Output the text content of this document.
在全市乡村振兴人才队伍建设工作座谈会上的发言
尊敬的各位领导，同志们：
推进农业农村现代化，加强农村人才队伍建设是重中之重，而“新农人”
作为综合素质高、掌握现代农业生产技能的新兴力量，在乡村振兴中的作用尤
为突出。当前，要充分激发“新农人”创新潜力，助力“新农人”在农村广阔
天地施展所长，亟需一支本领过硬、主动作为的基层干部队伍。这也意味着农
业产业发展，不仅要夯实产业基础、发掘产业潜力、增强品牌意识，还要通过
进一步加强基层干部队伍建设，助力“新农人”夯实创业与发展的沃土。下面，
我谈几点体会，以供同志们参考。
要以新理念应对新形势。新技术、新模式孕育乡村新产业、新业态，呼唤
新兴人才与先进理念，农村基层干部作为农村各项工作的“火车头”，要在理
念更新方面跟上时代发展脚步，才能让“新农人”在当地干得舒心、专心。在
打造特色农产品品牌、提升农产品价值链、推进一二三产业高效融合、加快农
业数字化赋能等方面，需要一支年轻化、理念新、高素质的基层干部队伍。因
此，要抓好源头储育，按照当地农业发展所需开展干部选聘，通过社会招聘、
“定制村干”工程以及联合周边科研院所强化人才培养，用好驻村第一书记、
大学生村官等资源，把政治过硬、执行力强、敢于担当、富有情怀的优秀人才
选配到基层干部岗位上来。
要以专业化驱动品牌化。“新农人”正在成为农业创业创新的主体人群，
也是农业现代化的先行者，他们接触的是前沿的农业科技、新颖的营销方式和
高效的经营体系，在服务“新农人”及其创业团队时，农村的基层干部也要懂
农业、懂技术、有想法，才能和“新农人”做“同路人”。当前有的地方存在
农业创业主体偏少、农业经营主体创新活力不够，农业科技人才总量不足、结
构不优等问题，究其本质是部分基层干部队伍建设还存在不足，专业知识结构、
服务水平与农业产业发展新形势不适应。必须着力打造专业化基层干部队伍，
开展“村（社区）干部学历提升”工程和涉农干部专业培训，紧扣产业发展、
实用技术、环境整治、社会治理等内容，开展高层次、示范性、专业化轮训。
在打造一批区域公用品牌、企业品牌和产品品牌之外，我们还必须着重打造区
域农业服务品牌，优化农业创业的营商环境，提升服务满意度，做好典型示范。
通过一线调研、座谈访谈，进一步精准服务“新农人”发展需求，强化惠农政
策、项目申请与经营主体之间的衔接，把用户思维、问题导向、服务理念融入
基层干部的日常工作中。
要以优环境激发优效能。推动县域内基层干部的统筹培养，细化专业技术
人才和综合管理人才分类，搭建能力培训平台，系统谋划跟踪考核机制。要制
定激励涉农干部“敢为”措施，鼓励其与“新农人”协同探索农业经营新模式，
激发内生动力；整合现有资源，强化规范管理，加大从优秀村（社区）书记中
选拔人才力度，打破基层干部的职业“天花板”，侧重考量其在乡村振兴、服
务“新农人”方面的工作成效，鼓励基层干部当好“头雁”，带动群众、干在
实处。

**DIRECTIONS FOR THIS TASK:** Extract the complete set of records unchanged.

**RESULT:**
Output the text content of this document.
在全市乡村振兴人才队伍建设工作座谈会上的发言
尊敬的各位领导，同志们：
推进农业农村现代化，加强农村人才队伍建设是重中之重，而“新农人”
作为综合素质高、掌握现代农业生产技能的新兴力量，在乡村振兴中的作用尤
为突出。当前，要充分激发“新农人”创新潜力，助力“新农人”在农村广阔
天地施展所长，亟需一支本领过硬、主动作为的基层干部队伍。这也意味着农
业产业发展，不仅要夯实产业基础、发掘产业潜力、增强品牌意识，还要通过
进一步加强基层干部队伍建设，助力“新农人”夯实创业与发展的沃土。下面，
我谈几点体会，以供同志们参考。
要以新理念应对新形势。新技术、新模式孕育乡村新产业、新业态，呼唤
新兴人才与先进理念，农村基层干部作为农村各项工作的“火车头”，要在理
念更新方面跟上时代发展脚步，才能让“新农人”在当地干得舒心、专心。在
打造特色农产品品牌、提升农产品价值链、推进一二三产业高效融合、加快农
业数字化赋能等方面，需要一支年轻化、理念新、高素质的基层干部队伍。因
此，要抓好源头储育，按照当地农业发展所需开展干部选聘，通过社会招聘、
“定制村干”工程以及联合周边科研院所强化人才培养，用好驻村第一书记、
大学生村官等资源，把政治过硬、执行力强、敢于担当、富有情怀的优秀人才
选配到基层干部岗位上来。
要以专业化驱动品牌化。“新农人”正在成为农业创业创新的主体人群，
也是农业现代化的先行者，他们接触的是前沿的农业科技、新颖的营销方式和
高效的经营体系，在服务“新农人”及其创业团队时，农村的基层干部也要懂
农业、懂技术、有想法，才能和“新农人”做“同路人”。当前有的地方存在
农业创业主体偏少、农业经营主体创新活力不够，农业科技人才总量不足、结
构不优等问题，究其本质是部分基层干部队伍建设还存在不足，专业知识结构、
服务水平与农业产业发展新形势不适应。必须着力打造专业化基层干部队伍，
开展“村（社区）干部学历提升”工程和涉农干部专业培训，紧扣产业发展、
实用技术、环境整治、社会治理等内容，开展高层次、示范性、专业化轮训。
在打造一批区域公用品牌、企业品牌和产品品牌之外，我们还必须着重打造区
域农业服务品牌，优化农业创业的营商环境，提升服务满意度，做好典型示范。
通过一线调研、座谈访谈，进一步精准服务“新农人”发展需求，强化惠农政
策、项目申请与经营主体之间的衔接，把用户思维、问题导向、服务理念融入
基层干部的日常工作中。
要以优环境激发优效能。推动县域内基层干部的统筹培养，细化专业技术
人才和综合管理人才分类，搭建能力培训平台，系统谋划跟踪考核机制。要制
定激励涉农干部“敢为”措施，鼓励其与“新农人”协同探索农业经营新模式，
激发内生动力；整合现有资源，强化规范管理，加大从优秀村（社区）书记中
选拔人才力度，打破基层干部的职业“天花板”，侧重考量其在乡村振兴、服
务“新农人”方面的工作成效，鼓励基层干部当好“头雁”，带动群众、干在
实处。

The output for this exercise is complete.